_GIVEN INSTRUCTION_
Your task is to give the number of lines in the listing that include "pliku", and nothing else.

--- Begin ---

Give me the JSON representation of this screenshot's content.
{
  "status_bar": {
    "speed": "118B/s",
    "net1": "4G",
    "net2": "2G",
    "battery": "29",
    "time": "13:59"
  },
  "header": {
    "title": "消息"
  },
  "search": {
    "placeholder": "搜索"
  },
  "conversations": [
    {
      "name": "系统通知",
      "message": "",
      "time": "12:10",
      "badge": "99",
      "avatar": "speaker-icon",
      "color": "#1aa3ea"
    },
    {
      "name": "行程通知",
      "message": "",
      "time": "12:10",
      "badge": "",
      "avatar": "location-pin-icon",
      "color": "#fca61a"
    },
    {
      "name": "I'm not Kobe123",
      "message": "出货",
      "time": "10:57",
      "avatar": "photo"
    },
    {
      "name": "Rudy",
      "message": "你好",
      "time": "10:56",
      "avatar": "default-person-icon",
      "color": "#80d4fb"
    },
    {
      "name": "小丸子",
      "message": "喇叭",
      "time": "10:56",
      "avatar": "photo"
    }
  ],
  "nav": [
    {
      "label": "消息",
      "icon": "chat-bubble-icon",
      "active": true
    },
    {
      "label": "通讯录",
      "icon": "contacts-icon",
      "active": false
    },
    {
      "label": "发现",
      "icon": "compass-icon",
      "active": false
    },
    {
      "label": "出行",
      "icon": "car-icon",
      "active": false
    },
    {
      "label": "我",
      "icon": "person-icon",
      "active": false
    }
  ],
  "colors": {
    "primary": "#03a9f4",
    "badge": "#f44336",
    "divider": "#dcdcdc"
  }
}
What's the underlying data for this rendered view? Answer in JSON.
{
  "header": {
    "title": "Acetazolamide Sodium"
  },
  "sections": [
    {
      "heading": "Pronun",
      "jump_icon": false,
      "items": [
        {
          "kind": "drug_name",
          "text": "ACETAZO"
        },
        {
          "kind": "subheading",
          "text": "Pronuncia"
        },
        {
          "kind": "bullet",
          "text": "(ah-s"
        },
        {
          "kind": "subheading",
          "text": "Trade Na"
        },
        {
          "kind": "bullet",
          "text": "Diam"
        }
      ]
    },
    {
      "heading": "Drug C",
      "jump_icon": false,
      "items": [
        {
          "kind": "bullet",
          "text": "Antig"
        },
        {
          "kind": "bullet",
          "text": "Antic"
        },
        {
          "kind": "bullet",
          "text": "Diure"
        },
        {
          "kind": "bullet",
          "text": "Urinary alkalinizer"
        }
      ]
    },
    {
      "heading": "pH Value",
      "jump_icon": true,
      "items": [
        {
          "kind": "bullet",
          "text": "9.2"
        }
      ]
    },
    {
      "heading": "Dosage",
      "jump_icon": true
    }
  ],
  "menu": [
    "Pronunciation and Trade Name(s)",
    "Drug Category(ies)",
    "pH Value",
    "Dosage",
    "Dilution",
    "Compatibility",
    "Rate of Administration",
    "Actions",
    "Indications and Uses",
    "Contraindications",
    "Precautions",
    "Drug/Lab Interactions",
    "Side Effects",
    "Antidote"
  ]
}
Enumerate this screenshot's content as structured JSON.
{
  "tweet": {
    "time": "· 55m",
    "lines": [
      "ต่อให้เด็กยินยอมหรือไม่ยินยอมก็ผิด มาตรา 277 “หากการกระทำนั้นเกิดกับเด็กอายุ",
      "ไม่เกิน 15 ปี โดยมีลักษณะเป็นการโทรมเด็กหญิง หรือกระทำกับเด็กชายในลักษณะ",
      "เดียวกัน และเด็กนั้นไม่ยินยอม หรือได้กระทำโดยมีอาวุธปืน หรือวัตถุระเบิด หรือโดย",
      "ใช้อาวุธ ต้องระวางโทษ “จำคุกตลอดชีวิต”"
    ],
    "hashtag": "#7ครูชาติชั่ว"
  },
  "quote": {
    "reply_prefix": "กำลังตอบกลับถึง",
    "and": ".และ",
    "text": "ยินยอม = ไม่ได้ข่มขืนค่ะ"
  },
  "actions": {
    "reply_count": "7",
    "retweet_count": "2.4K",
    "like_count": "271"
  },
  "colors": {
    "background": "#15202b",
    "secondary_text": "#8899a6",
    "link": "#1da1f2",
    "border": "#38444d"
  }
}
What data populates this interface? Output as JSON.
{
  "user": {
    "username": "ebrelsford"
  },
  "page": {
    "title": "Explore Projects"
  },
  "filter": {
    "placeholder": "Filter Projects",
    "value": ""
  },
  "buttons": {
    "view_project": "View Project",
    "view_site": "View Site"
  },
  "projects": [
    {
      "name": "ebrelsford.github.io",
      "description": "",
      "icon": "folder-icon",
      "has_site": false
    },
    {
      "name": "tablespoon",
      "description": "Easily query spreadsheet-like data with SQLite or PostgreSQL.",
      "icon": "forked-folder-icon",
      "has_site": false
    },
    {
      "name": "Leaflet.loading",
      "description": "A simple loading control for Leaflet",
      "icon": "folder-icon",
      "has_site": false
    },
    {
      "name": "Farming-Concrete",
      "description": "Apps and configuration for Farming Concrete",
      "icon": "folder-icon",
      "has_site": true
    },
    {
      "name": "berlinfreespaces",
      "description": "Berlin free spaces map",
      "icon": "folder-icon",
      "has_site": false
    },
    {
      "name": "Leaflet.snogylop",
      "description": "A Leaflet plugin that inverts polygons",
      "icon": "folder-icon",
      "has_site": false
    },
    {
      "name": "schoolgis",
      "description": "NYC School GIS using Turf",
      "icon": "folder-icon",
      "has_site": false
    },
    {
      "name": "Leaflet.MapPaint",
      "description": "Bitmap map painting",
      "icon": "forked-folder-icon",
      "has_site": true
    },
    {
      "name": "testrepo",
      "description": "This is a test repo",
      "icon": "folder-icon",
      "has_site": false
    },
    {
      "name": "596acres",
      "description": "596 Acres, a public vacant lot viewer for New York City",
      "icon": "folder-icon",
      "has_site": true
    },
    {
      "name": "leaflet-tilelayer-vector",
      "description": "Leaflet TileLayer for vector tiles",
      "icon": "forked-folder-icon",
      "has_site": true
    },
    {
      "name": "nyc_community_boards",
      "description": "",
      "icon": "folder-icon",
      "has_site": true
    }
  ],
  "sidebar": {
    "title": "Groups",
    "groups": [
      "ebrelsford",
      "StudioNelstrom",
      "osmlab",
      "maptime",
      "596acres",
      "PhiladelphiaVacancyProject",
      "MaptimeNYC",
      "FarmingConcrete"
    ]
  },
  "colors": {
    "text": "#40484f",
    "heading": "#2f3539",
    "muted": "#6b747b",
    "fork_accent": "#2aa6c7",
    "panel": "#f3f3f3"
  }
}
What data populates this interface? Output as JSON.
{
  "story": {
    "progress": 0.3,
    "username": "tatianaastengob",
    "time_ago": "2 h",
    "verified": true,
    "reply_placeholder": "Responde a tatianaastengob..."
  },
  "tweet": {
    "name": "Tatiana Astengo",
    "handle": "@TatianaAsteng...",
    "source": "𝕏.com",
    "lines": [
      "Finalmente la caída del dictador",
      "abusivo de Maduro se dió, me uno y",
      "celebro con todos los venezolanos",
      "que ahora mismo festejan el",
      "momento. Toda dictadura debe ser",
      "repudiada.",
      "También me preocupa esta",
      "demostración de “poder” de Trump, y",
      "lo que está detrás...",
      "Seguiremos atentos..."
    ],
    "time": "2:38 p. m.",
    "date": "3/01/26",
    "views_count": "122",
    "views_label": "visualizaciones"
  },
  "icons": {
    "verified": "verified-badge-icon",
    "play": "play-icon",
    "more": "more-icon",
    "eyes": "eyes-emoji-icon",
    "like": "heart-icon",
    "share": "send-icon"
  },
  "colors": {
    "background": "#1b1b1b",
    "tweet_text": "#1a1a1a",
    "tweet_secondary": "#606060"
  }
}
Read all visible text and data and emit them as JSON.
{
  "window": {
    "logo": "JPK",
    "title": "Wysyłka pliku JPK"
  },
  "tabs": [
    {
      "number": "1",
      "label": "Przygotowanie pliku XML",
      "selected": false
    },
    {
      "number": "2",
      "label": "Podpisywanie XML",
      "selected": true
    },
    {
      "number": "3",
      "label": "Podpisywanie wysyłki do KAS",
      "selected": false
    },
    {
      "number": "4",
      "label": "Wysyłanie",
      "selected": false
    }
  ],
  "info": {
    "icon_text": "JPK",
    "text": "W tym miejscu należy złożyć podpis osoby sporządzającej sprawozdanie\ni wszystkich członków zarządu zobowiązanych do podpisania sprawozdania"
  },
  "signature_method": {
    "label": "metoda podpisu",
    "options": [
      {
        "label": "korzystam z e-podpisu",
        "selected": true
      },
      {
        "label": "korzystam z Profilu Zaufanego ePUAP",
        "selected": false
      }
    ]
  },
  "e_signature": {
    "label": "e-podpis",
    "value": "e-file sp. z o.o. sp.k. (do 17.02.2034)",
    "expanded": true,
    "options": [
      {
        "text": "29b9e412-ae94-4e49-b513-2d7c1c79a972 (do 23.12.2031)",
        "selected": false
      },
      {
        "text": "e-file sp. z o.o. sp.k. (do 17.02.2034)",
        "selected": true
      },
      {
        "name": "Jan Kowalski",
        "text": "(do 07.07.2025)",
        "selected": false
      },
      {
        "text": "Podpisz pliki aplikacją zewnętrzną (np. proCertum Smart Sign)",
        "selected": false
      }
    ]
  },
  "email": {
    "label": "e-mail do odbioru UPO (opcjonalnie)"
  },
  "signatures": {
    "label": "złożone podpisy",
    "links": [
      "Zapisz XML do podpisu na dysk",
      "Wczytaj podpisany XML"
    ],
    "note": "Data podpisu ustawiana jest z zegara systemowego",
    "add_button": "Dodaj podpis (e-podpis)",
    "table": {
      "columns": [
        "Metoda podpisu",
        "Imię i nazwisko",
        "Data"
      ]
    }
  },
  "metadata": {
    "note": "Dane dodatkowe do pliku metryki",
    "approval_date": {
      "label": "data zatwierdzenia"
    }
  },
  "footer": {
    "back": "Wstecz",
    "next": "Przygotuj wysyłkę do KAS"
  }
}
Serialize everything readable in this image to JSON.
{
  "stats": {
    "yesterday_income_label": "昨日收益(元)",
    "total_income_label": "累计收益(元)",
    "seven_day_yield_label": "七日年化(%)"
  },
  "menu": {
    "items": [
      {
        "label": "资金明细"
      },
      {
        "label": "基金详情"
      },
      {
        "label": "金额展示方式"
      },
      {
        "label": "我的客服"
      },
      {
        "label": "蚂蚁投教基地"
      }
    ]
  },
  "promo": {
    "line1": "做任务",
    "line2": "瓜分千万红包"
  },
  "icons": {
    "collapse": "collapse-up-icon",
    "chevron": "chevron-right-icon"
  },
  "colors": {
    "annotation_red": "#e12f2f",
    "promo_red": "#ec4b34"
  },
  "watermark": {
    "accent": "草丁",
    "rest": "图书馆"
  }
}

--- End ---

_TASK RESULT_
3